▶ _WRITTEN REQUEST_
Transcribe the material in full, exactly as written.

▶ _GIVEN ENTRIES_
* start *

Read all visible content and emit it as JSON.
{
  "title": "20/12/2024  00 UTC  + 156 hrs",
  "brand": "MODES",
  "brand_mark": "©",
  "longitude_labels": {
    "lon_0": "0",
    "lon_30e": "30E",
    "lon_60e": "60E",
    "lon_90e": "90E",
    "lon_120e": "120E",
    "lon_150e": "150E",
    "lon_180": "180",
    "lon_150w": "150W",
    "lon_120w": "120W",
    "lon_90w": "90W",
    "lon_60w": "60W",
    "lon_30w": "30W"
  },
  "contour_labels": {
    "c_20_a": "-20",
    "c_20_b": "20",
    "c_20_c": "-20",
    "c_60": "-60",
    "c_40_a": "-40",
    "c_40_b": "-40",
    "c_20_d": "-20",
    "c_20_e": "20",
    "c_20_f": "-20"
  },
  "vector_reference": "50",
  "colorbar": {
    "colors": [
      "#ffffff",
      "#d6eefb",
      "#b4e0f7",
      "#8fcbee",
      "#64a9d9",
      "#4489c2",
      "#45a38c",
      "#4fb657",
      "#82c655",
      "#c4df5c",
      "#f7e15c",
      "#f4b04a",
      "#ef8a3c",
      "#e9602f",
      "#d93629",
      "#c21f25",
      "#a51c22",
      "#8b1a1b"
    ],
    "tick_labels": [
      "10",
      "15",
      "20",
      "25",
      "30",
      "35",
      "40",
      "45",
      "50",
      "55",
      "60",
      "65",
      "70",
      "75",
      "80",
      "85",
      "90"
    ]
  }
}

* end *

▶ _FULL ANSWER_
Read all visible content and emit it as JSON.
{
  "title": "20/12/2024  00 UTC  + 156 hrs",
  "brand": "MODES",
  "brand_mark": "©",
  "longitude_labels": {
    "lon_0": "0",
    "lon_30e": "30E",
    "lon_60e": "60E",
    "lon_90e": "90E",
    "lon_120e": "120E",
    "lon_150e": "150E",
    "lon_180": "180",
    "lon_150w": "150W",
    "lon_120w": "120W",
    "lon_90w": "90W",
    "lon_60w": "60W",
    "lon_30w": "30W"
  },
  "contour_labels": {
    "c_20_a": "-20",
    "c_20_b": "20",
    "c_20_c": "-20",
    "c_60": "-60",
    "c_40_a": "-40",
    "c_40_b": "-40",
    "c_20_d": "-20",
    "c_20_e": "20",
    "c_20_f": "-20"
  },
  "vector_reference": "50",
  "colorbar": {
    "colors": [
      "#ffffff",
      "#d6eefb",
      "#b4e0f7",
      "#8fcbee",
      "#64a9d9",
      "#4489c2",
      "#45a38c",
      "#4fb657",
      "#82c655",
      "#c4df5c",
      "#f7e15c",
      "#f4b04a",
      "#ef8a3c",
      "#e9602f",
      "#d93629",
      "#c21f25",
      "#a51c22",
      "#8b1a1b"
    ],
    "tick_labels": [
      "10",
      "15",
      "20",
      "25",
      "30",
      "35",
      "40",
      "45",
      "50",
      "55",
      "60",
      "65",
      "70",
      "75",
      "80",
      "85",
      "90"
    ]
  }
}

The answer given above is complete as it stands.